> _Records for this task_:
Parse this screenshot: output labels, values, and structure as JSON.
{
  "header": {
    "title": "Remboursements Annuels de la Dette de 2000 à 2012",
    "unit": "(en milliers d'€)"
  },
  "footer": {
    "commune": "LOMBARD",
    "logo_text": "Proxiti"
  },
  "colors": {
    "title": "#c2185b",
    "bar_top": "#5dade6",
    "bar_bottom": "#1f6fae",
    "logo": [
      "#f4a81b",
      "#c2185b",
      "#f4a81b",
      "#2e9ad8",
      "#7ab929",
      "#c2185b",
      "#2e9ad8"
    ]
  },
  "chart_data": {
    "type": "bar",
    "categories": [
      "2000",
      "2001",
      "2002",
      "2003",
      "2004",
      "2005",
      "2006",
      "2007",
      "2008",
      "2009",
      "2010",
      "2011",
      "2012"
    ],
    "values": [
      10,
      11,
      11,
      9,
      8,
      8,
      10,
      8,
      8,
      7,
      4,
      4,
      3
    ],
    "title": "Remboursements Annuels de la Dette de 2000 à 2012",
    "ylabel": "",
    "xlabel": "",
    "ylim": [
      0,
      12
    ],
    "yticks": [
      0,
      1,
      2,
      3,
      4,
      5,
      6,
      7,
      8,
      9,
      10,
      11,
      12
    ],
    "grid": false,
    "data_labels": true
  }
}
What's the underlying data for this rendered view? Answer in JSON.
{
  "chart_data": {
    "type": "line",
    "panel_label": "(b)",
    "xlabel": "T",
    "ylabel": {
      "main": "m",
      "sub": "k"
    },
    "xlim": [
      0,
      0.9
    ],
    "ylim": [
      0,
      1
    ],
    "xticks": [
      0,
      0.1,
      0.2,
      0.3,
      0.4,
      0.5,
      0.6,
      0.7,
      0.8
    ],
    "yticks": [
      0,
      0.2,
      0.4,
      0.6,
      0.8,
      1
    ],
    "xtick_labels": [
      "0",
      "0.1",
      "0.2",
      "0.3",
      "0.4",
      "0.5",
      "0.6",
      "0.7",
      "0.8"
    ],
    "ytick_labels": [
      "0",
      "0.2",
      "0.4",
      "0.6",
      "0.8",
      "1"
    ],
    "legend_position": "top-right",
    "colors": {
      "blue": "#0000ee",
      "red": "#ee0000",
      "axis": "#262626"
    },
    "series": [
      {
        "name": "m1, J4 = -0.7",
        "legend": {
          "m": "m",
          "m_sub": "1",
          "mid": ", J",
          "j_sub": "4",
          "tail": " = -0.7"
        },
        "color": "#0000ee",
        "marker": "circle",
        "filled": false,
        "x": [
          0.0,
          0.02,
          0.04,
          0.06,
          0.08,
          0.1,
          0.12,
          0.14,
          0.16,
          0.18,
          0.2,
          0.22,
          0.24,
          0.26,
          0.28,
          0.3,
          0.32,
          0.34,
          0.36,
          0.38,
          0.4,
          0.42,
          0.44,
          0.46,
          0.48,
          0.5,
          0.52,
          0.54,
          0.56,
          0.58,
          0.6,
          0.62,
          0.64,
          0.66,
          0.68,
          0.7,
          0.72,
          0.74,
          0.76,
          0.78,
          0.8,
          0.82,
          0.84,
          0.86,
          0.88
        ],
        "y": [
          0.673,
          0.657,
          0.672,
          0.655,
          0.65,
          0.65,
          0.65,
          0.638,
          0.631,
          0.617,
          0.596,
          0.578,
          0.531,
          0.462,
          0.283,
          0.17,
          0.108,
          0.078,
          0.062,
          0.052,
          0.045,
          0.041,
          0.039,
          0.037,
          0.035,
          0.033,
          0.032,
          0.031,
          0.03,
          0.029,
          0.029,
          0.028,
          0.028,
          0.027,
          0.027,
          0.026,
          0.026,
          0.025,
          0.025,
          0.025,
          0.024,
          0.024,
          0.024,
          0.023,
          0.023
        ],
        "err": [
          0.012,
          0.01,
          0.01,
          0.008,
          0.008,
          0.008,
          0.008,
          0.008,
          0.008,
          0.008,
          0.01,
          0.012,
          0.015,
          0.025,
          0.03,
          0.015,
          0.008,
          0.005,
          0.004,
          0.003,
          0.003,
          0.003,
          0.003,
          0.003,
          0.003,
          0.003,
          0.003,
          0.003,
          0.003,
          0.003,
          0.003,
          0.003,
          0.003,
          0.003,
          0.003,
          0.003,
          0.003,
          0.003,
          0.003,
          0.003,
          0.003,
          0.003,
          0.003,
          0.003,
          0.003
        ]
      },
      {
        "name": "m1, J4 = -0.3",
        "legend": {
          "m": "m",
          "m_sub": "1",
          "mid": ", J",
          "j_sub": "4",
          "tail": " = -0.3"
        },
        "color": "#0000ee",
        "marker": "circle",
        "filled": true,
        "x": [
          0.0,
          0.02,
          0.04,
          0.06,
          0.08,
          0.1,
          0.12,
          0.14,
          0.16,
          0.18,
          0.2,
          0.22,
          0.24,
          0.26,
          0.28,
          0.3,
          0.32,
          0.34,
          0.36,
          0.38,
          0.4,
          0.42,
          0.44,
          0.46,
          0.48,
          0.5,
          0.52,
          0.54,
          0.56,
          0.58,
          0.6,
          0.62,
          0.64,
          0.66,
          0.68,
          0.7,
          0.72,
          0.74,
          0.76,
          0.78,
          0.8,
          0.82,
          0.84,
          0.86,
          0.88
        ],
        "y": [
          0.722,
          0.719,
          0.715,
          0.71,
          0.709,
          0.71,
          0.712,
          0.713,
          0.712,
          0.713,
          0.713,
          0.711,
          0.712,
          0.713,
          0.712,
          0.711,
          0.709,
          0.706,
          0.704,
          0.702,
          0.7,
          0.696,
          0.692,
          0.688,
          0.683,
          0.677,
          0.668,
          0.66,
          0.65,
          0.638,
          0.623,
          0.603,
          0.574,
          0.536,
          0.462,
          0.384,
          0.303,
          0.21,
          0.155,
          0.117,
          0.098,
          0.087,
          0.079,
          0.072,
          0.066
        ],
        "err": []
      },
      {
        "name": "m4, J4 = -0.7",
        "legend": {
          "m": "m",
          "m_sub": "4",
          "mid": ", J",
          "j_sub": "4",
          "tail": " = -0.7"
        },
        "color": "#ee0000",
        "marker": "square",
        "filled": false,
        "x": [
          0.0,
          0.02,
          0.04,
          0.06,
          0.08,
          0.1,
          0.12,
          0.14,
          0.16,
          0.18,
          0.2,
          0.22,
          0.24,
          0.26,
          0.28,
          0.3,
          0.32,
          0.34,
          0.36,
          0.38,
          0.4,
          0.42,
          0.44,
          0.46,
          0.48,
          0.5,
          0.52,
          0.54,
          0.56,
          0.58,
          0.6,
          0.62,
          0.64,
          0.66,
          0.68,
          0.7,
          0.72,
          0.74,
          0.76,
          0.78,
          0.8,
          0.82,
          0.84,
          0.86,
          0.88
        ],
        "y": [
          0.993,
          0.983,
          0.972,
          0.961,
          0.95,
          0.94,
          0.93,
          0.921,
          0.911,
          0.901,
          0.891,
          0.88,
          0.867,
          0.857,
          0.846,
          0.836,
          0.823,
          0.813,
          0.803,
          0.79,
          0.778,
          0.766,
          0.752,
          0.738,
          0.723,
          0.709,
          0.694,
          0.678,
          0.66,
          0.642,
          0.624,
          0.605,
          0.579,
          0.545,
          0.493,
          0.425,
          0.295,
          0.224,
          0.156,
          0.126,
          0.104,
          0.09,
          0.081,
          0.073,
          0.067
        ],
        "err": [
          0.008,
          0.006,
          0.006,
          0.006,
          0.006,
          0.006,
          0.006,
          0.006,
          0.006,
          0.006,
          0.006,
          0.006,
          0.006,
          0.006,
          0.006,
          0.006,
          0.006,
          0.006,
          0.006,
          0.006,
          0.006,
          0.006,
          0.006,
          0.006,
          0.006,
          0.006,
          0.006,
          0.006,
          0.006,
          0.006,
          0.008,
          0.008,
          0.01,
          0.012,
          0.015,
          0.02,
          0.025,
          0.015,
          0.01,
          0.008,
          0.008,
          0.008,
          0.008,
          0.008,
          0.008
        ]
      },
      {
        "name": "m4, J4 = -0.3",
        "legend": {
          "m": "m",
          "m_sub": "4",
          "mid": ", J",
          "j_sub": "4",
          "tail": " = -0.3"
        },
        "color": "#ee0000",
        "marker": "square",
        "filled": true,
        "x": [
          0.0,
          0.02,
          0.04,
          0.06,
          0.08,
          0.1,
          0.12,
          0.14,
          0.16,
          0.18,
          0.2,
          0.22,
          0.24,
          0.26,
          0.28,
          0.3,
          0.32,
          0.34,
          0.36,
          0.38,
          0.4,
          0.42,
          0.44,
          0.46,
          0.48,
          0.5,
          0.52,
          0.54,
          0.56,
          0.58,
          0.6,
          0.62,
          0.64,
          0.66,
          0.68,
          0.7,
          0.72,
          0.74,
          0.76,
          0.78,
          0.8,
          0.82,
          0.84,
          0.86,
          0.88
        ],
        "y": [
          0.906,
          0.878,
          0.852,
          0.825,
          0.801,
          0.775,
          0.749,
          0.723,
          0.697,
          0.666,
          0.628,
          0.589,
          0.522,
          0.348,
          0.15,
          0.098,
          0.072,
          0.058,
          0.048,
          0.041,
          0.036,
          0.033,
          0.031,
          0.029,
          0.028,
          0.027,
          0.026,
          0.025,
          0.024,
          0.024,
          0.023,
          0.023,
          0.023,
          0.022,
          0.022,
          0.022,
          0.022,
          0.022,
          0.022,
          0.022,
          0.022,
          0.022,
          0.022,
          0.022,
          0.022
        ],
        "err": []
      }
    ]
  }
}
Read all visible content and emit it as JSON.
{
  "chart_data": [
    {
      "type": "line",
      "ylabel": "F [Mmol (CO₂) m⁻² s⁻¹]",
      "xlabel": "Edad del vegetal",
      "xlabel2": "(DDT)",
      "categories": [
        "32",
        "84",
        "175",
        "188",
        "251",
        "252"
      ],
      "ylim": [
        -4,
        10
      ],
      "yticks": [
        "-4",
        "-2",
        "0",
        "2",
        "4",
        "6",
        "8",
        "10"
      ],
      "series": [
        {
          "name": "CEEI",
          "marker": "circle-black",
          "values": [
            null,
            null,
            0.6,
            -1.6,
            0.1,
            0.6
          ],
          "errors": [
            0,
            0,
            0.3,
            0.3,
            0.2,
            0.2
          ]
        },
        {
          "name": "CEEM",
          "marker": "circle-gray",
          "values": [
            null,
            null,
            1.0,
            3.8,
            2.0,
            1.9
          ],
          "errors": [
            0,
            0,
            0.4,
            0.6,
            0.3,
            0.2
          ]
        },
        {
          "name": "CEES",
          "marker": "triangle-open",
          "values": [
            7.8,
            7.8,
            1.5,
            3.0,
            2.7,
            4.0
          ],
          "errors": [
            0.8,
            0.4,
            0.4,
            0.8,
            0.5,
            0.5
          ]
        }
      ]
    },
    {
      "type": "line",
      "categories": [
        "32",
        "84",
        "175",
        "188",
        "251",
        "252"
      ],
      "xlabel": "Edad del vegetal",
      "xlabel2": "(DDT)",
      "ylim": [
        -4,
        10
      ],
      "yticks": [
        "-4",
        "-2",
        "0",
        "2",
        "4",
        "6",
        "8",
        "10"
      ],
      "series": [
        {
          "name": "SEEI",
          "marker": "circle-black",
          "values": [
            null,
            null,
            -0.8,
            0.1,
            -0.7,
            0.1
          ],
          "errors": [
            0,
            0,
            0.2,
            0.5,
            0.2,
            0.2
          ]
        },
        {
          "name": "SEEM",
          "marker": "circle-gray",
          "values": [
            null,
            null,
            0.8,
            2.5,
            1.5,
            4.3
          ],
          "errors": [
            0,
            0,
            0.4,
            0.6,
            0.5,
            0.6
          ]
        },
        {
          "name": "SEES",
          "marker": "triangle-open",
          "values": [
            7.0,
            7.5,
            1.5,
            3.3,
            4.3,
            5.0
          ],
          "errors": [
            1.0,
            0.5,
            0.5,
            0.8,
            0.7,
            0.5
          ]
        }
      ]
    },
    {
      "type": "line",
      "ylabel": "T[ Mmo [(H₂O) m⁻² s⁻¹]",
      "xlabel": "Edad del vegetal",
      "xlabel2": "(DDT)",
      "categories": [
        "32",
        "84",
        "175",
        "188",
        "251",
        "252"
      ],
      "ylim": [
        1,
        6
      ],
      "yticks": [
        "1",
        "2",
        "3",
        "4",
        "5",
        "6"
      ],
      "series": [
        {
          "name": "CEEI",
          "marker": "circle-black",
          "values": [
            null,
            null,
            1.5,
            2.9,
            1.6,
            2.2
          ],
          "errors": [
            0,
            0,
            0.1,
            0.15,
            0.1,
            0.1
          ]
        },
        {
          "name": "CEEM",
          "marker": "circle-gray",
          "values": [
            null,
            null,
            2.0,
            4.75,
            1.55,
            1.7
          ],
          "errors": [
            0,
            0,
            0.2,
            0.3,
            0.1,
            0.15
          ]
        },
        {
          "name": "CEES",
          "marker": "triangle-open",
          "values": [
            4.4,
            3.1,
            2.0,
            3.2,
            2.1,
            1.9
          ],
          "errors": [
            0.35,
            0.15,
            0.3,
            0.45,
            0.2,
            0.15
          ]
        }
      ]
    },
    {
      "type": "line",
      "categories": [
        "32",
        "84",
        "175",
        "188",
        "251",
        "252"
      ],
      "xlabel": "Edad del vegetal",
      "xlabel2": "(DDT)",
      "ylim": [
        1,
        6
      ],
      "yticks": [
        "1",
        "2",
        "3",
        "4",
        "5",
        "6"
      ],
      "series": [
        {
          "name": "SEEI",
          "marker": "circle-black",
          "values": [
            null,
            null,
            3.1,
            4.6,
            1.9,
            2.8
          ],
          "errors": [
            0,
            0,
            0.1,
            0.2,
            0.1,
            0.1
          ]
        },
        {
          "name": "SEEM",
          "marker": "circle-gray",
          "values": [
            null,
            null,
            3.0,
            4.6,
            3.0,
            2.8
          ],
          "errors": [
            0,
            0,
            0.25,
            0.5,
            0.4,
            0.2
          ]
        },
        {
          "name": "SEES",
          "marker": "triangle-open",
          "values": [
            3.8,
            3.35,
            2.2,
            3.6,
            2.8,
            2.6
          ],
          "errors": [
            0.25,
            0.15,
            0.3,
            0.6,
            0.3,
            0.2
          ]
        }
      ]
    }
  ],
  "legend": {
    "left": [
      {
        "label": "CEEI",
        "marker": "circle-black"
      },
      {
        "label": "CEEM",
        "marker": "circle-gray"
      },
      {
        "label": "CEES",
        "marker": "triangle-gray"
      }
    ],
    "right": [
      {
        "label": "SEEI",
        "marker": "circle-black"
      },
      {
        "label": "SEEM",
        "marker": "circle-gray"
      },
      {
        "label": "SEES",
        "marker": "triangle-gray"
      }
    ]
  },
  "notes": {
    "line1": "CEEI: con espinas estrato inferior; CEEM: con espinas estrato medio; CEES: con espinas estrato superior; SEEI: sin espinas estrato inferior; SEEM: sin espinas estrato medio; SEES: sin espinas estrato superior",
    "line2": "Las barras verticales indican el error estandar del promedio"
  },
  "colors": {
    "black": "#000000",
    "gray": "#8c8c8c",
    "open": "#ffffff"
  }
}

> _Written request_: Copy all lines from the material that contain "CEEI".

> _The output_:
          "name": "CEEI",
          "name": "CEEI",
        "label": "CEEI",
    "line1": "CEEI: con espinas estrato inferior; CEEM: con espinas estrato medio; CEES: con espinas estrato superior; SEEI: sin espinas estrato inferior; SEEM: sin espinas estrato medio; SEES: sin espinas estrato superior",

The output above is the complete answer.